WORK ORDER:
Each line below with the word "count" needs to be copied.

[[ DATA PROVIDED, beginning ]]

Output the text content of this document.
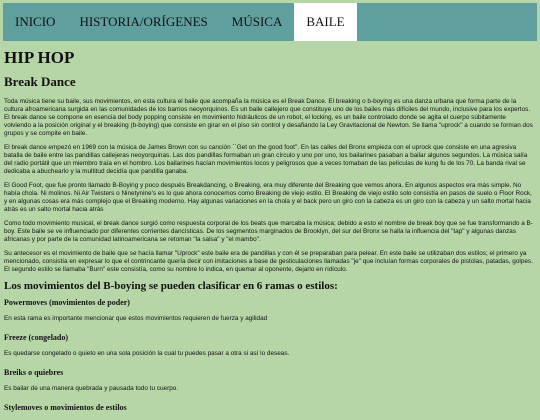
INICIO	HISTORIA/ORÍGENES	MÚSICA	BAILE
HIP HOP
Break Dance

Toda música tiene su baile, sus movimientos, en esta cultura el baile que acompaña la música es el Break Dance. El breaking o b-boying es una danza urbana que forma parte de la cultura afroamericana surgida en las comunidades de los barrios neoyorquinos. Es un baile callejero que constituye uno de los bailes más difíciles del mundo, inclusive para los expertos. El break dance se compone en esencia del body popping consiste en movimiento hidráulicos de un robot, el locking, es un baile controlado donde se agita el cuerpo súbitamente volviendo a la posición original y el breaking (b-boying) que consiste en girar en el piso sin control y desafiando la Ley Gravitacional de Newton. Se llama "uprock" a cuando se forman dos grupos y se compite en baile.

El break dance empezó en 1969 con la música de James Brown con su canción ``Get on the good foot''. En las calles del Bronx empieza con el uprock que consiste en una agresiva batalla de baile entre las pandillas callejeras neoyorquinas. Las dos pandillas formaban un gran círculo y uno por uno, los bailarines pasaban a bailar algunos segundos. La música salía del radio portátil que un miembro traía en el hombro. Los bailarines hacían movimientos locos y peligrosos que a veces tomaban de las películas de kung fu de los 70. La banda rival se dedicaba a abuchearlo y la multitud decidía que pandilla ganaba.

El Good Foot, que fue pronto llamado B-Boying y poco después Breakdancing, o Breaking, era muy diferente del Breaking que vemos ahora. En algunos aspectos era más simple. No había chola. Ni molinos. Ni Air Twisters o Ninetynine's es lo que ahora conocemos como Breaking de viejo estilo. El Breaking de viejo estilo solo consistía en pasos de suelo o Floor Rock, y en algunas cosas era más complejo que el Breaking moderno. Hay algunas variaciones en la chola y el back pero un giro con la cabeza es un giro con la cabeza y un salto mortal hacia atrás es un salto mortal hacia atrás

Como todo movimiento musical, el break dance surgió como respuesta corporal de los beats que marcaba la música; debido a esto el nombre de break boy que se fue transformando a B-boy. Este baile se ve influenciado por diferentes corrientes dancísticas. De los segmentos marginados de Brooklyn, del sur del Bronx se halla la influencia del "tap" y algunas danzas africanas y por parte de la comunidad latinoamericana se retoman "la salsa" y "el mambo".

Su antecesor es el movimiento de baile que se hacía llamar "Uprock" este baile era de pandillas y con él se preparaban para pelear. En este baile se utilizaban dos estilos; el primero ya mencionado, consistía en expresar lo que el contrincante quería decir con imitaciones a base de gesticulaciones llamadas "je" que incluían formas corporales de pistolas, patadas, golpes. El segundo estilo se llamaba "Burn" este consistía, como su nombre lo indica, en quemar al oponente, dejarlo en ridículo.

Los movimientos del B-boying se pueden clasificar en 6 ramas o estilos:
Powermoves (movimientos de poder)

En esta rama es importante mencionar que estos movimientos requieren de fuerza y agilidad

Freeze (congelado)

Es quedarse congelado o quieto en una sola posición la cual tu puedes pasar a otra si así lo deseas.

Breiks o quiebres

Es bailar de una manera quebrada y pausada todo tu cuerpo.

Stylemoves o movimientos de estilos
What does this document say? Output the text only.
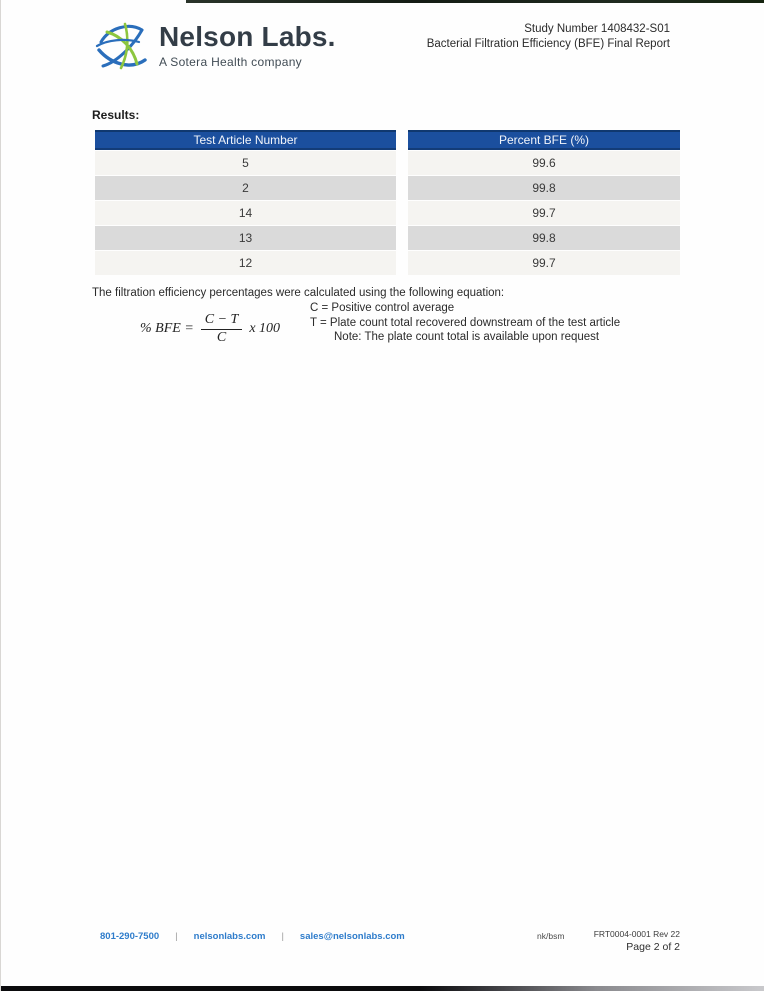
Nelson Labs.
A Sotera Health company
Study Number 1408432-S01
Bacterial Filtration Efficiency (BFE) Final Report
Results:
Test Article Number	Percent BFE (%)
5	99.6
2	99.8
14	99.7
13	99.8
12	99.7
The filtration efficiency percentages were calculated using the following equation:
% BFE = $\frac{C - T}{C}$ x 100
C = Positive control average
T = Plate count total recovered downstream of the test article
Note: The plate count total is available upon request
801-290-7500 | nelsonlabs.com | sales@nelsonlabs.com	nk/bsm	FRT0004-0001 Rev 22
Page 2 of 2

[[ DATA PROVIDED, end ]]

COMPLETED EXERCISE:
T = Plate count total recovered downstream of the test article
Note: The plate count total is available upon request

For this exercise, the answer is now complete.